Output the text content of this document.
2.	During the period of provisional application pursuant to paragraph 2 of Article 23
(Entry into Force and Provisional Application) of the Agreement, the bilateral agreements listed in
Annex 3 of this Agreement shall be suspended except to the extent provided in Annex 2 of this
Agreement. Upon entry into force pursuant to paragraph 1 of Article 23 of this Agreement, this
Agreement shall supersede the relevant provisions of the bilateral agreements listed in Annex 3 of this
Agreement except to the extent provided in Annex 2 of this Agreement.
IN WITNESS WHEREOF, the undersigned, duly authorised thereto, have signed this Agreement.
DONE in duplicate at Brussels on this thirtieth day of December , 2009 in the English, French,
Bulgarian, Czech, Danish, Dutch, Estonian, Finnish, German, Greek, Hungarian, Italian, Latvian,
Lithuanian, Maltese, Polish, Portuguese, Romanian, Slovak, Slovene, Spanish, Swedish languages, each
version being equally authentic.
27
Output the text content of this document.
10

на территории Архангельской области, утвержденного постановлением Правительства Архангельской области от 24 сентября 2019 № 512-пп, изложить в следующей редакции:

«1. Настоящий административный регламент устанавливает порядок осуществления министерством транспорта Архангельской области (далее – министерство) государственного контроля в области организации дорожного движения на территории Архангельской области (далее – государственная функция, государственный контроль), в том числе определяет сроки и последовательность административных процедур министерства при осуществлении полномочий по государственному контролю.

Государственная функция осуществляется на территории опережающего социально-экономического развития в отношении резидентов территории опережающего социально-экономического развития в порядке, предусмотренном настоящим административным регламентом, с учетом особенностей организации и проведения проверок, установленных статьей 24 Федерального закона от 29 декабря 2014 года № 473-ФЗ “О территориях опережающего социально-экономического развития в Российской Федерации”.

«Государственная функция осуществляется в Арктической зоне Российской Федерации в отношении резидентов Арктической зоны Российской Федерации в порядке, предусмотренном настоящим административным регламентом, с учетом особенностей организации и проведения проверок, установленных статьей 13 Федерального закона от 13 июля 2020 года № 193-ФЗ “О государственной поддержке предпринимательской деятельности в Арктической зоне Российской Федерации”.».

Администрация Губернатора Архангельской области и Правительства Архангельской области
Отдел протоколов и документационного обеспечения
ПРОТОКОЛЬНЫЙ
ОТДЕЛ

___

_TASK OBJECTIVE_.
Every line of the records above needs to be given again exactly.

_TASK OUTPUT_.
Output the text content of this document.
2.	During the period of provisional application pursuant to paragraph 2 of Article 23
(Entry into Force and Provisional Application) of the Agreement, the bilateral agreements listed in
Annex 3 of this Agreement shall be suspended except to the extent provided in Annex 2 of this
Agreement. Upon entry into force pursuant to paragraph 1 of Article 23 of this Agreement, this
Agreement shall supersede the relevant provisions of the bilateral agreements listed in Annex 3 of this
Agreement except to the extent provided in Annex 2 of this Agreement.
IN WITNESS WHEREOF, the undersigned, duly authorised thereto, have signed this Agreement.
DONE in duplicate at Brussels on this thirtieth day of December , 2009 in the English, French,
Bulgarian, Czech, Danish, Dutch, Estonian, Finnish, German, Greek, Hungarian, Italian, Latvian,
Lithuanian, Maltese, Polish, Portuguese, Romanian, Slovak, Slovene, Spanish, Swedish languages, each
version being equally authentic.
27
Output the text content of this document.
10

на территории Архангельской области, утвержденного постановлением Правительства Архангельской области от 24 сентября 2019 № 512-пп, изложить в следующей редакции:

«1. Настоящий административный регламент устанавливает порядок осуществления министерством транспорта Архангельской области (далее – министерство) государственного контроля в области организации дорожного движения на территории Архангельской области (далее – государственная функция, государственный контроль), в том числе определяет сроки и последовательность административных процедур министерства при осуществлении полномочий по государственному контролю.

Государственная функция осуществляется на территории опережающего социально-экономического развития в отношении резидентов территории опережающего социально-экономического развития в порядке, предусмотренном настоящим административным регламентом, с учетом особенностей организации и проведения проверок, установленных статьей 24 Федерального закона от 29 декабря 2014 года № 473-ФЗ “О территориях опережающего социально-экономического развития в Российской Федерации”.

«Государственная функция осуществляется в Арктической зоне Российской Федерации в отношении резидентов Арктической зоны Российской Федерации в порядке, предусмотренном настоящим административным регламентом, с учетом особенностей организации и проведения проверок, установленных статьей 13 Федерального закона от 13 июля 2020 года № 193-ФЗ “О государственной поддержке предпринимательской деятельности в Арктической зоне Российской Федерации”.».

Администрация Губернатора Архангельской области и Правительства Архангельской области
Отдел протоколов и документационного обеспечения
ПРОТОКОЛЬНЫЙ
ОТДЕЛ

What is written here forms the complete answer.